--- ROWS ---

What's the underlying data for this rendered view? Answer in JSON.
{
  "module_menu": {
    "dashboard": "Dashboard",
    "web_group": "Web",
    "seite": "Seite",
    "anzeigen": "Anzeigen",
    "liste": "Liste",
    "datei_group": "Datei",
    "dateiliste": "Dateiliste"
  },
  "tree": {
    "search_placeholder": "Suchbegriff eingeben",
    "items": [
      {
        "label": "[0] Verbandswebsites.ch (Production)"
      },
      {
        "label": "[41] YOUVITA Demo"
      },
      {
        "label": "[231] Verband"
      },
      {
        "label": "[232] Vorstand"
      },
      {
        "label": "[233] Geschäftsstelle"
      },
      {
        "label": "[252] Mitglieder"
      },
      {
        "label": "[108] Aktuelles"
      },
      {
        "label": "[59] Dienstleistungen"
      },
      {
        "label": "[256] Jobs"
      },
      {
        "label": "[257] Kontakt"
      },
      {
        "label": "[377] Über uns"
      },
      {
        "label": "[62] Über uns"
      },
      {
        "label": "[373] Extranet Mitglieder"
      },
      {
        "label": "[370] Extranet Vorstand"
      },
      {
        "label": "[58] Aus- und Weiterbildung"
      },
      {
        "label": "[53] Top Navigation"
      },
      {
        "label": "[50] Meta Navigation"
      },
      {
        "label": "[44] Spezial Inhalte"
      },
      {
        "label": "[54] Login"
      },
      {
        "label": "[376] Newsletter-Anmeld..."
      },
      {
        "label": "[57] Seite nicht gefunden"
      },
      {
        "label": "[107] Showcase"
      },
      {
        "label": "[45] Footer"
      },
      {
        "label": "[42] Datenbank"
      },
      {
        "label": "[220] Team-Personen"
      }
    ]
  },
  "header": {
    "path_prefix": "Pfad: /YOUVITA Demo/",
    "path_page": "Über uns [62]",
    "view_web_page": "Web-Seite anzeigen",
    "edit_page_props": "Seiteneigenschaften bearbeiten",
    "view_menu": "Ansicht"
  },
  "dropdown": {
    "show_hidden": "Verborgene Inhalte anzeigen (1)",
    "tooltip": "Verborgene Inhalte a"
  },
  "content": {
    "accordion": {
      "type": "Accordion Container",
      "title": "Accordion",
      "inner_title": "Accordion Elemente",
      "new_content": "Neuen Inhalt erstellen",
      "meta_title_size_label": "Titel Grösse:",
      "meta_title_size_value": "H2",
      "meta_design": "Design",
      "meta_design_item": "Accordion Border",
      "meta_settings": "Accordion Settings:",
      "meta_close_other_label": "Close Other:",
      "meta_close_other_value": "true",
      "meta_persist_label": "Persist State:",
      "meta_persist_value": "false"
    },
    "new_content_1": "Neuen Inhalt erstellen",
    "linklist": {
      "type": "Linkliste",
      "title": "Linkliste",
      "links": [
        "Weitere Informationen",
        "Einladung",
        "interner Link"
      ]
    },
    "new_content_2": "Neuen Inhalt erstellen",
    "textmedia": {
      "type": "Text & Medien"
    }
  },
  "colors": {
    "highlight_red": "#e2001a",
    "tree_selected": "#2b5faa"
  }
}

---

- [THE TASK] Could you quote the material above in full, exactly as it stands?

- [TASK RESULT]
What's the underlying data for this rendered view? Answer in JSON.
{
  "module_menu": {
    "dashboard": "Dashboard",
    "web_group": "Web",
    "seite": "Seite",
    "anzeigen": "Anzeigen",
    "liste": "Liste",
    "datei_group": "Datei",
    "dateiliste": "Dateiliste"
  },
  "tree": {
    "search_placeholder": "Suchbegriff eingeben",
    "items": [
      {
        "label": "[0] Verbandswebsites.ch (Production)"
      },
      {
        "label": "[41] YOUVITA Demo"
      },
      {
        "label": "[231] Verband"
      },
      {
        "label": "[232] Vorstand"
      },
      {
        "label": "[233] Geschäftsstelle"
      },
      {
        "label": "[252] Mitglieder"
      },
      {
        "label": "[108] Aktuelles"
      },
      {
        "label": "[59] Dienstleistungen"
      },
      {
        "label": "[256] Jobs"
      },
      {
        "label": "[257] Kontakt"
      },
      {
        "label": "[377] Über uns"
      },
      {
        "label": "[62] Über uns"
      },
      {
        "label": "[373] Extranet Mitglieder"
      },
      {
        "label": "[370] Extranet Vorstand"
      },
      {
        "label": "[58] Aus- und Weiterbildung"
      },
      {
        "label": "[53] Top Navigation"
      },
      {
        "label": "[50] Meta Navigation"
      },
      {
        "label": "[44] Spezial Inhalte"
      },
      {
        "label": "[54] Login"
      },
      {
        "label": "[376] Newsletter-Anmeld..."
      },
      {
        "label": "[57] Seite nicht gefunden"
      },
      {
        "label": "[107] Showcase"
      },
      {
        "label": "[45] Footer"
      },
      {
        "label": "[42] Datenbank"
      },
      {
        "label": "[220] Team-Personen"
      }
    ]
  },
  "header": {
    "path_prefix": "Pfad: /YOUVITA Demo/",
    "path_page": "Über uns [62]",
    "view_web_page": "Web-Seite anzeigen",
    "edit_page_props": "Seiteneigenschaften bearbeiten",
    "view_menu": "Ansicht"
  },
  "dropdown": {
    "show_hidden": "Verborgene Inhalte anzeigen (1)",
    "tooltip": "Verborgene Inhalte a"
  },
  "content": {
    "accordion": {
      "type": "Accordion Container",
      "title": "Accordion",
      "inner_title": "Accordion Elemente",
      "new_content": "Neuen Inhalt erstellen",
      "meta_title_size_label": "Titel Grösse:",
      "meta_title_size_value": "H2",
      "meta_design": "Design",
      "meta_design_item": "Accordion Border",
      "meta_settings": "Accordion Settings:",
      "meta_close_other_label": "Close Other:",
      "meta_close_other_value": "true",
      "meta_persist_label": "Persist State:",
      "meta_persist_value": "false"
    },
    "new_content_1": "Neuen Inhalt erstellen",
    "linklist": {
      "type": "Linkliste",
      "title": "Linkliste",
      "links": [
        "Weitere Informationen",
        "Einladung",
        "interner Link"
      ]
    },
    "new_content_2": "Neuen Inhalt erstellen",
    "textmedia": {
      "type": "Text & Medien"
    }
  },
  "colors": {
    "highlight_red": "#e2001a",
    "tree_selected": "#2b5faa"
  }
}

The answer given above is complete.